Records for the task:
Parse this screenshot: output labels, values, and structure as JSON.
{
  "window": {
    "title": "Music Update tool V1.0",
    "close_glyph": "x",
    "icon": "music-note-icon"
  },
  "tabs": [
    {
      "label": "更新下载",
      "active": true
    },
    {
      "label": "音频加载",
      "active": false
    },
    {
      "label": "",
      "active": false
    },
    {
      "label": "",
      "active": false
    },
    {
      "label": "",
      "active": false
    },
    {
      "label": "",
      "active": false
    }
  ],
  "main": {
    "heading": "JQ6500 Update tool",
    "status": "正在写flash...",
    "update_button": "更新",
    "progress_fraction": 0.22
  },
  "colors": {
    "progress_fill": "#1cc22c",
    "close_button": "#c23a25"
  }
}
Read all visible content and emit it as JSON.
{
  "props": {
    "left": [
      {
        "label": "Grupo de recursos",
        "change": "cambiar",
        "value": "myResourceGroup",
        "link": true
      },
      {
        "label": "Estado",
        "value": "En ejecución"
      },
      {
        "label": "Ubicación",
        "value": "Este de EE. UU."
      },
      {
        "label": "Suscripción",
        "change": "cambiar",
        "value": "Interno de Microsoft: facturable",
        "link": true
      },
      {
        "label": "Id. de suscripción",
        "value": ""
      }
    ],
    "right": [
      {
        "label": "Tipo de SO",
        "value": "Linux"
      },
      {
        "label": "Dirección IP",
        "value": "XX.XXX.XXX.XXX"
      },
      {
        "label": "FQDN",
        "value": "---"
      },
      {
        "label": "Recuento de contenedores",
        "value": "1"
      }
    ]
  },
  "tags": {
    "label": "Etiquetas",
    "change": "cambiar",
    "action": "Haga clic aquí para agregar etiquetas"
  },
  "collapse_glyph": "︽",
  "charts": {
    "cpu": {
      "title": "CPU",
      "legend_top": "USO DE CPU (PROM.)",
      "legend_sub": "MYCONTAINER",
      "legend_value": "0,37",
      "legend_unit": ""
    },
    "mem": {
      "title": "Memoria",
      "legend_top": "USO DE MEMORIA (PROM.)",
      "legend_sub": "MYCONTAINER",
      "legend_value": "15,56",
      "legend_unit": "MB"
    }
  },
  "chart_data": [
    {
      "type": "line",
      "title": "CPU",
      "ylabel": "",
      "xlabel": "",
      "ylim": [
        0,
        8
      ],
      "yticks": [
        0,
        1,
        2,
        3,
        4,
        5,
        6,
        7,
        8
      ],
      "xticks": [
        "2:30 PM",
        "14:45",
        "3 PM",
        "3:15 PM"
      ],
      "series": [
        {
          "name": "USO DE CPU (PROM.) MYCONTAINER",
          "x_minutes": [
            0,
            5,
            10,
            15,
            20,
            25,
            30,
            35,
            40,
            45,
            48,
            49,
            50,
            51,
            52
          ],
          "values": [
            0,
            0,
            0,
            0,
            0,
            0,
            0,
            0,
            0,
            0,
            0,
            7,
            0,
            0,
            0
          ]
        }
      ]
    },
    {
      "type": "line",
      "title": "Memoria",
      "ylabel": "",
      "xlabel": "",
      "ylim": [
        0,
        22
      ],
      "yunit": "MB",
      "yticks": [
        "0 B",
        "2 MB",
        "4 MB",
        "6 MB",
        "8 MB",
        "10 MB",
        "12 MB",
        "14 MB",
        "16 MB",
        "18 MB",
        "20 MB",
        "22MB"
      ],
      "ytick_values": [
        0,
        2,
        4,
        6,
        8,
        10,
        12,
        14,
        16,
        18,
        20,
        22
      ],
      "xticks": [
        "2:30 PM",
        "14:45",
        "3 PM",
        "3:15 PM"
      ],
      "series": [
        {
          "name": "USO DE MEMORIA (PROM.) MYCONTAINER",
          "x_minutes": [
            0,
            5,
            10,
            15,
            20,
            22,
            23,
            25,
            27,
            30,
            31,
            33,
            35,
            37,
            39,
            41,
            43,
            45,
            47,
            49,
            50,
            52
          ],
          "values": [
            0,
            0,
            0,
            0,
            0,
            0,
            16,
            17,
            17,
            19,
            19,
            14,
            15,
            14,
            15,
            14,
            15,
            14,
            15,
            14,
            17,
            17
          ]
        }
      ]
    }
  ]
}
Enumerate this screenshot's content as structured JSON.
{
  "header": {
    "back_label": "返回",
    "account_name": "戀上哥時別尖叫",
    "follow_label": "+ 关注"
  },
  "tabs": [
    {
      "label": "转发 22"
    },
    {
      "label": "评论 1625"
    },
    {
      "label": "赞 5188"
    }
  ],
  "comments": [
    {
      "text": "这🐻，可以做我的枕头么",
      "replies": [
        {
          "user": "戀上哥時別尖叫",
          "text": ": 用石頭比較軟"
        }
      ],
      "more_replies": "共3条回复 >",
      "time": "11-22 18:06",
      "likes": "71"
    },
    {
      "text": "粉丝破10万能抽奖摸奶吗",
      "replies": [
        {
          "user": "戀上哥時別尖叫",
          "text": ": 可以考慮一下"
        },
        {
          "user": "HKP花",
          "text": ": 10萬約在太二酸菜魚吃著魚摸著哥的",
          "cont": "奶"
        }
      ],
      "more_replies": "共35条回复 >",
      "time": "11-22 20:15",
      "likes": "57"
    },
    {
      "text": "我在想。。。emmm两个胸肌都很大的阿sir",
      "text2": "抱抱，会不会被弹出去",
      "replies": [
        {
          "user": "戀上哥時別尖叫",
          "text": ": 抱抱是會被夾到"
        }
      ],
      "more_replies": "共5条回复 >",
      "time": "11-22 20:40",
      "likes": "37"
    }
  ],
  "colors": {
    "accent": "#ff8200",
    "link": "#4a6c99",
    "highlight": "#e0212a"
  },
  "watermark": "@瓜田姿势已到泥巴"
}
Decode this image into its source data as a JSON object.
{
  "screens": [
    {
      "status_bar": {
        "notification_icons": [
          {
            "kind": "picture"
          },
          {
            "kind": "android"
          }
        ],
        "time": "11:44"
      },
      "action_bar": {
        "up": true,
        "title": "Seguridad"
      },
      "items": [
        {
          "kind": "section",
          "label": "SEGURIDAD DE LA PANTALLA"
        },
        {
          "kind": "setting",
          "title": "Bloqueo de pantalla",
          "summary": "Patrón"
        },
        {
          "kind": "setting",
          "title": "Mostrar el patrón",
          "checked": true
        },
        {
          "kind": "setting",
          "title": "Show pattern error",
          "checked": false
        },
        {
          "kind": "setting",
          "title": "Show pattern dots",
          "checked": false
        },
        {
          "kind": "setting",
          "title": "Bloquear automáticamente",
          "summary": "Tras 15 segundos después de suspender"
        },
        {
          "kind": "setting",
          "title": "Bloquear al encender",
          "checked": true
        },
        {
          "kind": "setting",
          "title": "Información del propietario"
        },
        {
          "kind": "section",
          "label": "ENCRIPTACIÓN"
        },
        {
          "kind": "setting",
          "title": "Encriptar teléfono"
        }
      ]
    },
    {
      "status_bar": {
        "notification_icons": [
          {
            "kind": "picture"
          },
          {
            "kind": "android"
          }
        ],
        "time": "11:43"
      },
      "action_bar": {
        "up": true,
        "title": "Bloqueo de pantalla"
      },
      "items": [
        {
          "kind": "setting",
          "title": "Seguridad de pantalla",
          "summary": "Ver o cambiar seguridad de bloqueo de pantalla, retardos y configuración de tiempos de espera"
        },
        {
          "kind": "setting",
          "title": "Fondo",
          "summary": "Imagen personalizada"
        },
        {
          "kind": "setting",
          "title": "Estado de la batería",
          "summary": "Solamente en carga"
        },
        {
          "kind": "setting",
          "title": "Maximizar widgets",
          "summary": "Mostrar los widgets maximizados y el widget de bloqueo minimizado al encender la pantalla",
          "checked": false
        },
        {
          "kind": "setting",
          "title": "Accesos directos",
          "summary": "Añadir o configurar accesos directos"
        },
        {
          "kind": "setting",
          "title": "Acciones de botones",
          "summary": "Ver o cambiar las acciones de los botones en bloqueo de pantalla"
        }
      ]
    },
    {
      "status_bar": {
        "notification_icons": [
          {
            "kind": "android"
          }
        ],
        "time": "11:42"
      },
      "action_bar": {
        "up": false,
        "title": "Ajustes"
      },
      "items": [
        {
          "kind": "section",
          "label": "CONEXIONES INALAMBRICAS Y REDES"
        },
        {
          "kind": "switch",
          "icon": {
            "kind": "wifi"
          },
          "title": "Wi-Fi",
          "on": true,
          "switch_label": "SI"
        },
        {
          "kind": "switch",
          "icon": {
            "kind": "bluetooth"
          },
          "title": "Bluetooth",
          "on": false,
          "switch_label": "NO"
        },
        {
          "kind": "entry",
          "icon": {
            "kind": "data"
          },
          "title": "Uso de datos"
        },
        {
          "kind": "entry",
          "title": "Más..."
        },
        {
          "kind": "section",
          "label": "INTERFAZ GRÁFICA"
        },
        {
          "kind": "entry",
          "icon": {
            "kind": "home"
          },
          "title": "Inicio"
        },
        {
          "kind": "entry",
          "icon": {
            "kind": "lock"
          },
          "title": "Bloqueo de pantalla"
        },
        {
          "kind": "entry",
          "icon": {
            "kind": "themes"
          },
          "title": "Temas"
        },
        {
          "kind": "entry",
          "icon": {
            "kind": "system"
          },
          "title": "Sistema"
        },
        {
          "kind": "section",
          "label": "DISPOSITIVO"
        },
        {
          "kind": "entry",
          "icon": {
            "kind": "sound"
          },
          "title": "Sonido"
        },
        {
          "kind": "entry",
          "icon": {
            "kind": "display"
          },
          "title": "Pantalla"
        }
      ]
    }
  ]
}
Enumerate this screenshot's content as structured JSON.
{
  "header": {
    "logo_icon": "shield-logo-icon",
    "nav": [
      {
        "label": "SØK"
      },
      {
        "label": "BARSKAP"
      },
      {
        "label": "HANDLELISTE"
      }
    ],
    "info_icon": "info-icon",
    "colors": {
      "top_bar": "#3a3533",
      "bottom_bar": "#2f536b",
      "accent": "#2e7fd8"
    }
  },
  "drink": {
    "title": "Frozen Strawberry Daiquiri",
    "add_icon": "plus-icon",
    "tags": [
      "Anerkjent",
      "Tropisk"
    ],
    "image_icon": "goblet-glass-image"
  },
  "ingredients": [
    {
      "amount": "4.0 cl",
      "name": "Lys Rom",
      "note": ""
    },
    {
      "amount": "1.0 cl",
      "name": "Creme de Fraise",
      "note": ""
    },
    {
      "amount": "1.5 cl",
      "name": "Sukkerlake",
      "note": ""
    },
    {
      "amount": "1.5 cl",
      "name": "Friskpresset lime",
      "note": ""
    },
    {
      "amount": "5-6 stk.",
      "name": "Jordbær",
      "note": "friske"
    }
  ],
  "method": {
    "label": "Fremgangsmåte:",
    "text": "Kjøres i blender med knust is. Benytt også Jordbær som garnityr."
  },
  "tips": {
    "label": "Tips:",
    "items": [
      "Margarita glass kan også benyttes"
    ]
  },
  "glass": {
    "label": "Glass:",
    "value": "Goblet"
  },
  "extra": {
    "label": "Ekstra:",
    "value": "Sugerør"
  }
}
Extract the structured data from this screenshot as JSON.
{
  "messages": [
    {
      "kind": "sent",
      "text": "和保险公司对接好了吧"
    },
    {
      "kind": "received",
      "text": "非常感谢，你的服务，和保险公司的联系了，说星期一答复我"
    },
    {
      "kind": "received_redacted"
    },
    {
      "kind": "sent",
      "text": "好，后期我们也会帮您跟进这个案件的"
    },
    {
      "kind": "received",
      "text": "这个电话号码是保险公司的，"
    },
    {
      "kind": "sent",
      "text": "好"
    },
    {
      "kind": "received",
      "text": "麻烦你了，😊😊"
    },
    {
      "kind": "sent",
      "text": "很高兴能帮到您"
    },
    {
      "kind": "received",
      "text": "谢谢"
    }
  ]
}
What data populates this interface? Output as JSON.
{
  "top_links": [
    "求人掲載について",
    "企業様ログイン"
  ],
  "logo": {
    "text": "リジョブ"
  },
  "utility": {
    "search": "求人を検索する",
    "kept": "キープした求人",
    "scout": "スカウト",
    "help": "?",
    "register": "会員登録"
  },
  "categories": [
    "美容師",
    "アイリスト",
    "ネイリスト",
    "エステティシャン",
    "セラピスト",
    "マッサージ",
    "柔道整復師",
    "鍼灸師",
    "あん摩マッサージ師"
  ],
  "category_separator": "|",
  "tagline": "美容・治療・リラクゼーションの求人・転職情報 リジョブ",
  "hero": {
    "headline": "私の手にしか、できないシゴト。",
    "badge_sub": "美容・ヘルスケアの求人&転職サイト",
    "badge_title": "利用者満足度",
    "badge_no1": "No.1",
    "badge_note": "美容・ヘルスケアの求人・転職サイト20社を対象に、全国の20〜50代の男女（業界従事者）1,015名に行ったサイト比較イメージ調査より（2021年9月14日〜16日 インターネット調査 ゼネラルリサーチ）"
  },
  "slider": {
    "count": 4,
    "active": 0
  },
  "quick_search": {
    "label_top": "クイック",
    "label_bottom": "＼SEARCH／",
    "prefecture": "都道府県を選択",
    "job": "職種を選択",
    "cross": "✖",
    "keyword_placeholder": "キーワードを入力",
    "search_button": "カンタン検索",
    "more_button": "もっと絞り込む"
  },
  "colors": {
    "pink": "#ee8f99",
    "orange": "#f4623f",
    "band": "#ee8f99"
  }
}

Work to do:
Output the line holding "What data populates", then every later line through the end of the records above, exactly as given and nothing else.

Complete answer:
What data populates this interface? Output as JSON.
{
  "top_links": [
    "求人掲載について",
    "企業様ログイン"
  ],
  "logo": {
    "text": "リジョブ"
  },
  "utility": {
    "search": "求人を検索する",
    "kept": "キープした求人",
    "scout": "スカウト",
    "help": "?",
    "register": "会員登録"
  },
  "categories": [
    "美容師",
    "アイリスト",
    "ネイリスト",
    "エステティシャン",
    "セラピスト",
    "マッサージ",
    "柔道整復師",
    "鍼灸師",
    "あん摩マッサージ師"
  ],
  "category_separator": "|",
  "tagline": "美容・治療・リラクゼーションの求人・転職情報 リジョブ",
  "hero": {
    "headline": "私の手にしか、できないシゴト。",
    "badge_sub": "美容・ヘルスケアの求人&転職サイト",
    "badge_title": "利用者満足度",
    "badge_no1": "No.1",
    "badge_note": "美容・ヘルスケアの求人・転職サイト20社を対象に、全国の20〜50代の男女（業界従事者）1,015名に行ったサイト比較イメージ調査より（2021年9月14日〜16日 インターネット調査 ゼネラルリサーチ）"
  },
  "slider": {
    "count": 4,
    "active": 0
  },
  "quick_search": {
    "label_top": "クイック",
    "label_bottom": "＼SEARCH／",
    "prefecture": "都道府県を選択",
    "job": "職種を選択",
    "cross": "✖",
    "keyword_placeholder": "キーワードを入力",
    "search_button": "カンタン検索",
    "more_button": "もっと絞り込む"
  },
  "colors": {
    "pink": "#ee8f99",
    "orange": "#f4623f",
    "band": "#ee8f99"
  }
}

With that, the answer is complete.